- **TASK INSTRUCTIONS**: Every entry needs to be reproduced exactly.

- **DATA ENTRIES**:
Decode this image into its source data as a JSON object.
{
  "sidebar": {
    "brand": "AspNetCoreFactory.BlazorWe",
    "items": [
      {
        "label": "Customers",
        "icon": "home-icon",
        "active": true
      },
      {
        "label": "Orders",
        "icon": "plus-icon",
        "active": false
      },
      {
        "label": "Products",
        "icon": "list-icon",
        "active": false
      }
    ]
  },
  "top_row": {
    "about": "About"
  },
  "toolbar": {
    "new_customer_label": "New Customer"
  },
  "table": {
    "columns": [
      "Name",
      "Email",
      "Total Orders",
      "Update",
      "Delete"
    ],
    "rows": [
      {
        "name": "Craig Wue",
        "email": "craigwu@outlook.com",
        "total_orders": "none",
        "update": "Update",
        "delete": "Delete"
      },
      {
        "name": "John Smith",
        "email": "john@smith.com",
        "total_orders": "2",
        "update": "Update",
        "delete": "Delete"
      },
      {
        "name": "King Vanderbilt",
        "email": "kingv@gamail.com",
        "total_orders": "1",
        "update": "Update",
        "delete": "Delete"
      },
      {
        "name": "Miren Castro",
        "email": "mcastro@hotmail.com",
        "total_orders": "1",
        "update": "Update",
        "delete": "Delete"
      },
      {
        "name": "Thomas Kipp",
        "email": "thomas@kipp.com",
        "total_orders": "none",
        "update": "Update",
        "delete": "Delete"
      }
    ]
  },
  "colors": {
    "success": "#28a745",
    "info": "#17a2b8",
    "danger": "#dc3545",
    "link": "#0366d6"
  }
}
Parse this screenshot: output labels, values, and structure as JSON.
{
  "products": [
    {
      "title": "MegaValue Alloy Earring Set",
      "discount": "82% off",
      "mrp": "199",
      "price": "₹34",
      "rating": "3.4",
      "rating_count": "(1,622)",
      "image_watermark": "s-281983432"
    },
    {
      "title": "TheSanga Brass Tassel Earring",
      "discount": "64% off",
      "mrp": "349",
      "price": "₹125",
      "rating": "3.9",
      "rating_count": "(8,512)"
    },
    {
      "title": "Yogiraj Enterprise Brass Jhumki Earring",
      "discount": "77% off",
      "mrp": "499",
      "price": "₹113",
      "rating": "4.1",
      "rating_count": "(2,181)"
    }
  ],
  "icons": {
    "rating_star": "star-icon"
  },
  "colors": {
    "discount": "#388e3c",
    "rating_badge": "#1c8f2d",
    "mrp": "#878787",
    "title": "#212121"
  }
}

- **RESULT OF THE EXERCISE**:
Decode this image into its source data as a JSON object.
{
  "sidebar": {
    "brand": "AspNetCoreFactory.BlazorWe",
    "items": [
      {
        "label": "Customers",
        "icon": "home-icon",
        "active": true
      },
      {
        "label": "Orders",
        "icon": "plus-icon",
        "active": false
      },
      {
        "label": "Products",
        "icon": "list-icon",
        "active": false
      }
    ]
  },
  "top_row": {
    "about": "About"
  },
  "toolbar": {
    "new_customer_label": "New Customer"
  },
  "table": {
    "columns": [
      "Name",
      "Email",
      "Total Orders",
      "Update",
      "Delete"
    ],
    "rows": [
      {
        "name": "Craig Wue",
        "email": "craigwu@outlook.com",
        "total_orders": "none",
        "update": "Update",
        "delete": "Delete"
      },
      {
        "name": "John Smith",
        "email": "john@smith.com",
        "total_orders": "2",
        "update": "Update",
        "delete": "Delete"
      },
      {
        "name": "King Vanderbilt",
        "email": "kingv@gamail.com",
        "total_orders": "1",
        "update": "Update",
        "delete": "Delete"
      },
      {
        "name": "Miren Castro",
        "email": "mcastro@hotmail.com",
        "total_orders": "1",
        "update": "Update",
        "delete": "Delete"
      },
      {
        "name": "Thomas Kipp",
        "email": "thomas@kipp.com",
        "total_orders": "none",
        "update": "Update",
        "delete": "Delete"
      }
    ]
  },
  "colors": {
    "success": "#28a745",
    "info": "#17a2b8",
    "danger": "#dc3545",
    "link": "#0366d6"
  }
}
Parse this screenshot: output labels, values, and structure as JSON.
{
  "products": [
    {
      "title": "MegaValue Alloy Earring Set",
      "discount": "82% off",
      "mrp": "199",
      "price": "₹34",
      "rating": "3.4",
      "rating_count": "(1,622)",
      "image_watermark": "s-281983432"
    },
    {
      "title": "TheSanga Brass Tassel Earring",
      "discount": "64% off",
      "mrp": "349",
      "price": "₹125",
      "rating": "3.9",
      "rating_count": "(8,512)"
    },
    {
      "title": "Yogiraj Enterprise Brass Jhumki Earring",
      "discount": "77% off",
      "mrp": "499",
      "price": "₹113",
      "rating": "4.1",
      "rating_count": "(2,181)"
    }
  ],
  "icons": {
    "rating_star": "star-icon"
  },
  "colors": {
    "discount": "#388e3c",
    "rating_badge": "#1c8f2d",
    "mrp": "#878787",
    "title": "#212121"
  }
}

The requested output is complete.